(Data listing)
^^^^

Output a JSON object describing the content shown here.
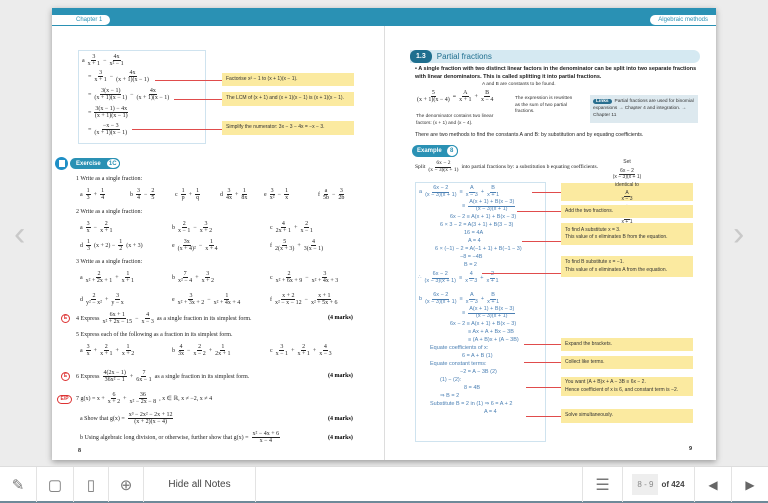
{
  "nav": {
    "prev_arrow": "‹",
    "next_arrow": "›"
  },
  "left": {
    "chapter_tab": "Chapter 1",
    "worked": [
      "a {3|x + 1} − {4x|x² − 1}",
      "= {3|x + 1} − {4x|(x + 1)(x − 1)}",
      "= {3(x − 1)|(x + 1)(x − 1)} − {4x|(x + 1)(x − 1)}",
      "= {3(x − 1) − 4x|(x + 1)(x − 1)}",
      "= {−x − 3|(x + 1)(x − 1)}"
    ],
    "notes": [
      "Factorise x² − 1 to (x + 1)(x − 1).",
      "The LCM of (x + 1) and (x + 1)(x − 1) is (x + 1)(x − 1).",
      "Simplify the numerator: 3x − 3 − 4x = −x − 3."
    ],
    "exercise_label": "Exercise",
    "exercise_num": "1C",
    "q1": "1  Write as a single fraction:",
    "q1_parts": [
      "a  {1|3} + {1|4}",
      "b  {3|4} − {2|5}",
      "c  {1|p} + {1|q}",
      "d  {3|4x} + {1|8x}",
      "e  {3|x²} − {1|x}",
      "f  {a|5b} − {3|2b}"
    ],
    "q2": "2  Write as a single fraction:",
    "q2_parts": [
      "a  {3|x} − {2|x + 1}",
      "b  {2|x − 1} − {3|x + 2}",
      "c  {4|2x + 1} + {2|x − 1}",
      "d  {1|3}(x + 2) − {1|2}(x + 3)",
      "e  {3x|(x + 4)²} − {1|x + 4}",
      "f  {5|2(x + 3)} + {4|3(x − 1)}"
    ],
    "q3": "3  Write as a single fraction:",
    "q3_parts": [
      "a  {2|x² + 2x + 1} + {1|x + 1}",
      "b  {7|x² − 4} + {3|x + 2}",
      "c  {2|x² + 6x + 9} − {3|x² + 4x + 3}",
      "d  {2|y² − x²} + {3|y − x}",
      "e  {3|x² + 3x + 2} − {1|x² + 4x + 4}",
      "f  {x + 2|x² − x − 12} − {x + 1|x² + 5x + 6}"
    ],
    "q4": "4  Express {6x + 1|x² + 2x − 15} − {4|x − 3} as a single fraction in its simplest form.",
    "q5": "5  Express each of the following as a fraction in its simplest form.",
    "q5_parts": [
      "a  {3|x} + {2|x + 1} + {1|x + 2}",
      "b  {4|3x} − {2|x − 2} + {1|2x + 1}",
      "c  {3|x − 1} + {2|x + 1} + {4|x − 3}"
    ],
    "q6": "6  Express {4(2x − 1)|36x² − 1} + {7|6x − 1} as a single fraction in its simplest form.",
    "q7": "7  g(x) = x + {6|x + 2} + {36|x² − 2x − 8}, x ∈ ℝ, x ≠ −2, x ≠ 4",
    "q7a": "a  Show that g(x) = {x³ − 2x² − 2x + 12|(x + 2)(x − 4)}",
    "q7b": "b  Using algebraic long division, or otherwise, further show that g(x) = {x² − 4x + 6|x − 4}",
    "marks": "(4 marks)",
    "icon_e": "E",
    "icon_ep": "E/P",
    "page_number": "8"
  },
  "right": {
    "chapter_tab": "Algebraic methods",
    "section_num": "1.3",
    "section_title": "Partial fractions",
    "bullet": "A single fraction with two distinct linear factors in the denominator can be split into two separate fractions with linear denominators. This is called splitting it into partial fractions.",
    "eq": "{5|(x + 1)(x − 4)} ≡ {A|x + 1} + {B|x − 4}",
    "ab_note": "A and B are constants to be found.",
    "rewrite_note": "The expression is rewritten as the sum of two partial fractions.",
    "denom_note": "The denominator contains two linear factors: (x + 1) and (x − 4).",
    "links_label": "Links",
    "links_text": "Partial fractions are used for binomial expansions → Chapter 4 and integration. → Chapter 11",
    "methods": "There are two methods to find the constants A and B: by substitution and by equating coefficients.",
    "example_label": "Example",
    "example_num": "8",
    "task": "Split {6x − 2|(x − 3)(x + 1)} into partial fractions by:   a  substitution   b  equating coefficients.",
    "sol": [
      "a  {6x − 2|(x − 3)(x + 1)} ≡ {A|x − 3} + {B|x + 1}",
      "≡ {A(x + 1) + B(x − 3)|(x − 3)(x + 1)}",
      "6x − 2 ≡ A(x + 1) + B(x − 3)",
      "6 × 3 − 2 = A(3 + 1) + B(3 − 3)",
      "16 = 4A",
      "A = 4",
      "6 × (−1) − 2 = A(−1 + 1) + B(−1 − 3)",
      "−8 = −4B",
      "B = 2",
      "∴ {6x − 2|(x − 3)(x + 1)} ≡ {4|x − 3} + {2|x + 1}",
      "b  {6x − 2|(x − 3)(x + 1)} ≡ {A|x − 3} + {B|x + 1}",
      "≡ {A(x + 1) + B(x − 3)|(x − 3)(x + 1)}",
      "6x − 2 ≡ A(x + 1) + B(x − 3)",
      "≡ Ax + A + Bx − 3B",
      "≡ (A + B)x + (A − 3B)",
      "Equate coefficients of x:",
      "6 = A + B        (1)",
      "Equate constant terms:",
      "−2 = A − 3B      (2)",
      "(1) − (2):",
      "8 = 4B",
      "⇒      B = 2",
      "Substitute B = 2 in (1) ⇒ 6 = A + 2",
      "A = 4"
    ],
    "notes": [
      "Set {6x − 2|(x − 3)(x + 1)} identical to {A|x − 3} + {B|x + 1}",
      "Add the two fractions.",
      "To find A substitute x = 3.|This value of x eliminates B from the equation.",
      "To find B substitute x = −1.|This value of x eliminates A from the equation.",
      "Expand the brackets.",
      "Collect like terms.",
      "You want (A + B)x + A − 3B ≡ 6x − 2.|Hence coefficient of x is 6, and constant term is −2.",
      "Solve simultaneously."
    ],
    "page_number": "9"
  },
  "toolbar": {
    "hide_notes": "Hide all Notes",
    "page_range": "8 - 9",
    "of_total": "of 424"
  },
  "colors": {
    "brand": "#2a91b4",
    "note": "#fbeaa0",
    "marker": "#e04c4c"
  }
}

^^^^

TASK DESCRIPTION = Gather each line from the entries above that includes the word "eliminates".

FINAL ANSWER =
      "To find A substitute x = 3.|This value of x eliminates B from the equation.",
      "To find B substitute x = −1.|This value of x eliminates A from the equation.",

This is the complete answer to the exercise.